Selection:
16 December 2012

Christmas Past


This post was inspired by my dear friend Melanie, who recently lost her grandmother. xx

I grew up without grandparents, without any first cousins, or aunts and uncles that were my parents' siblings; and yet childhood Christmases were noisy, crowded affairs. In lieu of "close" family in Australia, our koumbari, our second and third cousins and our neighbours became our extended family. Every Greek woman was Thia, Aunt, and every Greek man, Thio, Uncle. Ties of blood were replaced by ties of proximity and a shared culture.
We didn't have a lot of money but food was plentiful: kreas, pastissio, salata, yemistes, tarama and big loaves of wog bread. I remember long neck bottles of Fosters or VB, and for the kids Tarax or Gold Medal soft drinks in bright colours: yellow, orange, crimson.
But my cousins and I couldn't wait for lunch to be over so we could hit the asphalt streets, and ride our Malvern Star bikes and red scooters at dizzying speeds. Back then there were no driveways leading from the houses to the street; everyone who had a car, and back then not everyone did, parked on the curb; so we could zoom up and down without fear. Indeed the road itself was virtually empty.
We would be called in for dessert: kourabiethes, baklava, the usual suspects. I remember one year Koumbara Soula brought a cake that she made from a packet. It was iced with chocolate frosting and multicoloured sprinkles. I thought her very modern. My mum insisted we make everything in the traditional way, with fresh eggs, milk, butter – boring!
After everyone had gone or we had left whoever's house we had been at, we would play with the toys we had received from Santa. For me this was often something arty: Derwent pencils, a sketch pad, or a new set of textas. I used these up quickly and had to resort to pulling the ends off the top and pouring in drops of water, to make them "go" for longer. It was a treat to have a new packet with bright, vivid colours.

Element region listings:
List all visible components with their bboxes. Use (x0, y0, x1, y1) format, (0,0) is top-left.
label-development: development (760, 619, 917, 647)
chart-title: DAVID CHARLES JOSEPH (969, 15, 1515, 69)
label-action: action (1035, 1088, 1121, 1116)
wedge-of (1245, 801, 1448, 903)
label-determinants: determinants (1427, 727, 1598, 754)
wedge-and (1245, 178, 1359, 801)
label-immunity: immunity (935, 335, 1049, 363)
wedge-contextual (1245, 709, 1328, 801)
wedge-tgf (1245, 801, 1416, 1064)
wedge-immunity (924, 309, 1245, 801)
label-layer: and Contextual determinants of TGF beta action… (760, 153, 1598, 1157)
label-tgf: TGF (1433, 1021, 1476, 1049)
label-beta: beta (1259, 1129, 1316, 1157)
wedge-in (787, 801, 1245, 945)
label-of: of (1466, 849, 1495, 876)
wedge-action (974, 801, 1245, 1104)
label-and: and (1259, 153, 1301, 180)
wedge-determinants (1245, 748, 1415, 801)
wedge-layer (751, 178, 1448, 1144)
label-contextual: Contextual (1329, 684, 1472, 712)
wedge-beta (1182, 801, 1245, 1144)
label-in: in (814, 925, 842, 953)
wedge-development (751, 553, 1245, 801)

Tasks and exercises:
[A] List the foods that the Christmas post names as plentiful despite the family not having much money.
[B] Reproduce verbatim the passage of the Christmas post starting at "We didn't have" and ending at "yellow, orange, crimson.".
The listings are material apart from the Christmas post.

Answers per task:
[A] kreas, pastissio, salata, yemistes, tarama, big loaves of wog bread

[B]
We didn't have a lot of money but food was plentiful: kreas, pastissio, salata, yemistes, tarama and big loaves of wog bread. I remember long neck bottles of Fosters or VB, and for the kids Tarax or Gold Medal soft drinks in bright colours: yellow, orange, crimson.